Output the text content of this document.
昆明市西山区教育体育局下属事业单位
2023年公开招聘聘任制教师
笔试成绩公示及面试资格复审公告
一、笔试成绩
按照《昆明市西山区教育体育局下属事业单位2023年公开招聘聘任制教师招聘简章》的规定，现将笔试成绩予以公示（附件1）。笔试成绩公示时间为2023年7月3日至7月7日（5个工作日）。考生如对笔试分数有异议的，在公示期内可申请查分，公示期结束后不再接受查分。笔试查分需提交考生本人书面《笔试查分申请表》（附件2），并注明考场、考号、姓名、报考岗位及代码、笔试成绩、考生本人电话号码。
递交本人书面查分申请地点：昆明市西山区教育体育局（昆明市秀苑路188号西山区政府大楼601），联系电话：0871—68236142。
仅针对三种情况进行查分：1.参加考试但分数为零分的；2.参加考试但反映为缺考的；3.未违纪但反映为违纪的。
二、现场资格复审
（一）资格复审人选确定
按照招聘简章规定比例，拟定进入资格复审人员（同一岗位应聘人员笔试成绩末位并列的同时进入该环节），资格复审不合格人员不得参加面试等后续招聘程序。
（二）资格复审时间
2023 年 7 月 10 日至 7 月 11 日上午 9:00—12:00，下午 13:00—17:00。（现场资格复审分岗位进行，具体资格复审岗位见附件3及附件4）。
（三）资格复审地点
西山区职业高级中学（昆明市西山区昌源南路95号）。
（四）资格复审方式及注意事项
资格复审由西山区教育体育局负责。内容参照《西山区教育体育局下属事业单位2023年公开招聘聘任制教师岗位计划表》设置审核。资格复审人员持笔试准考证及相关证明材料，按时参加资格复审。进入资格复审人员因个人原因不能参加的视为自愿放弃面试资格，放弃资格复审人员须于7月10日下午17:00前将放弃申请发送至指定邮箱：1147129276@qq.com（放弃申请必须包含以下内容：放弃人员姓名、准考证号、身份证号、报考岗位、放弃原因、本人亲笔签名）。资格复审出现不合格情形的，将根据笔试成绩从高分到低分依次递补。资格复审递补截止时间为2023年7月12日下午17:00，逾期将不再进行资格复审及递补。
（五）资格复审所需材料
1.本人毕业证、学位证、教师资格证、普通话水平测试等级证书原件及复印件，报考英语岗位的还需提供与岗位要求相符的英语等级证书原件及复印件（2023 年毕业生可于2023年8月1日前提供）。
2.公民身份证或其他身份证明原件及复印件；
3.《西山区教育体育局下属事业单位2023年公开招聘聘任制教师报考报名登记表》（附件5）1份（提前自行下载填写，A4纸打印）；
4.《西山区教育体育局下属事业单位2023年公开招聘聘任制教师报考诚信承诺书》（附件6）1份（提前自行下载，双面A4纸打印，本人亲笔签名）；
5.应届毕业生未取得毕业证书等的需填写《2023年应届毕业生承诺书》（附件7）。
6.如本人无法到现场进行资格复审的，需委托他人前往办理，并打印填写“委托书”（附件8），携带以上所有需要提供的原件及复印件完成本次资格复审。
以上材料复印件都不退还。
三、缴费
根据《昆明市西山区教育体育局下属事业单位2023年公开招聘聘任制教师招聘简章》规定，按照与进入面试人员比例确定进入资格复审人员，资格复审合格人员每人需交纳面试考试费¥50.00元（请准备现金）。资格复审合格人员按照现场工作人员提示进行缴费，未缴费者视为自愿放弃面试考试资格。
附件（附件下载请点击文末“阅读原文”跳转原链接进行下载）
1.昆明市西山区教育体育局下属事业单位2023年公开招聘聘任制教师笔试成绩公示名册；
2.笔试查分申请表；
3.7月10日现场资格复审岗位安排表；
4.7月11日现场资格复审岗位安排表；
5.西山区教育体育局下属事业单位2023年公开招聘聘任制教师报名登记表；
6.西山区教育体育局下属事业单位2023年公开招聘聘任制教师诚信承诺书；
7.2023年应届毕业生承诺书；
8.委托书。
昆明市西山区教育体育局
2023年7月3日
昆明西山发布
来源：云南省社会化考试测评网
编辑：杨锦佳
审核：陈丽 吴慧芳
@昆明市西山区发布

→ **WHAT TO PRODUCE**
Restate the data above word for word, please.

→ **EXERCISE SOLUTION**
Output the text content of this document.
昆明市西山区教育体育局下属事业单位
2023年公开招聘聘任制教师
笔试成绩公示及面试资格复审公告
一、笔试成绩
按照《昆明市西山区教育体育局下属事业单位2023年公开招聘聘任制教师招聘简章》的规定，现将笔试成绩予以公示（附件1）。笔试成绩公示时间为2023年7月3日至7月7日（5个工作日）。考生如对笔试分数有异议的，在公示期内可申请查分，公示期结束后不再接受查分。笔试查分需提交考生本人书面《笔试查分申请表》（附件2），并注明考场、考号、姓名、报考岗位及代码、笔试成绩、考生本人电话号码。
递交本人书面查分申请地点：昆明市西山区教育体育局（昆明市秀苑路188号西山区政府大楼601），联系电话：0871—68236142。
仅针对三种情况进行查分：1.参加考试但分数为零分的；2.参加考试但反映为缺考的；3.未违纪但反映为违纪的。
二、现场资格复审
（一）资格复审人选确定
按照招聘简章规定比例，拟定进入资格复审人员（同一岗位应聘人员笔试成绩末位并列的同时进入该环节），资格复审不合格人员不得参加面试等后续招聘程序。
（二）资格复审时间
2023 年 7 月 10 日至 7 月 11 日上午 9:00—12:00，下午 13:00—17:00。（现场资格复审分岗位进行，具体资格复审岗位见附件3及附件4）。
（三）资格复审地点
西山区职业高级中学（昆明市西山区昌源南路95号）。
（四）资格复审方式及注意事项
资格复审由西山区教育体育局负责。内容参照《西山区教育体育局下属事业单位2023年公开招聘聘任制教师岗位计划表》设置审核。资格复审人员持笔试准考证及相关证明材料，按时参加资格复审。进入资格复审人员因个人原因不能参加的视为自愿放弃面试资格，放弃资格复审人员须于7月10日下午17:00前将放弃申请发送至指定邮箱：1147129276@qq.com（放弃申请必须包含以下内容：放弃人员姓名、准考证号、身份证号、报考岗位、放弃原因、本人亲笔签名）。资格复审出现不合格情形的，将根据笔试成绩从高分到低分依次递补。资格复审递补截止时间为2023年7月12日下午17:00，逾期将不再进行资格复审及递补。
（五）资格复审所需材料
1.本人毕业证、学位证、教师资格证、普通话水平测试等级证书原件及复印件，报考英语岗位的还需提供与岗位要求相符的英语等级证书原件及复印件（2023 年毕业生可于2023年8月1日前提供）。
2.公民身份证或其他身份证明原件及复印件；
3.《西山区教育体育局下属事业单位2023年公开招聘聘任制教师报考报名登记表》（附件5）1份（提前自行下载填写，A4纸打印）；
4.《西山区教育体育局下属事业单位2023年公开招聘聘任制教师报考诚信承诺书》（附件6）1份（提前自行下载，双面A4纸打印，本人亲笔签名）；
5.应届毕业生未取得毕业证书等的需填写《2023年应届毕业生承诺书》（附件7）。
6.如本人无法到现场进行资格复审的，需委托他人前往办理，并打印填写“委托书”（附件8），携带以上所有需要提供的原件及复印件完成本次资格复审。
以上材料复印件都不退还。
三、缴费
根据《昆明市西山区教育体育局下属事业单位2023年公开招聘聘任制教师招聘简章》规定，按照与进入面试人员比例确定进入资格复审人员，资格复审合格人员每人需交纳面试考试费¥50.00元（请准备现金）。资格复审合格人员按照现场工作人员提示进行缴费，未缴费者视为自愿放弃面试考试资格。
附件（附件下载请点击文末“阅读原文”跳转原链接进行下载）
1.昆明市西山区教育体育局下属事业单位2023年公开招聘聘任制教师笔试成绩公示名册；
2.笔试查分申请表；
3.7月10日现场资格复审岗位安排表；
4.7月11日现场资格复审岗位安排表；
5.西山区教育体育局下属事业单位2023年公开招聘聘任制教师报名登记表；
6.西山区教育体育局下属事业单位2023年公开招聘聘任制教师诚信承诺书；
7.2023年应届毕业生承诺书；
8.委托书。
昆明市西山区教育体育局
2023年7月3日
昆明西山发布
来源：云南省社会化考试测评网
编辑：杨锦佳
审核：陈丽 吴慧芳
@昆明市西山区发布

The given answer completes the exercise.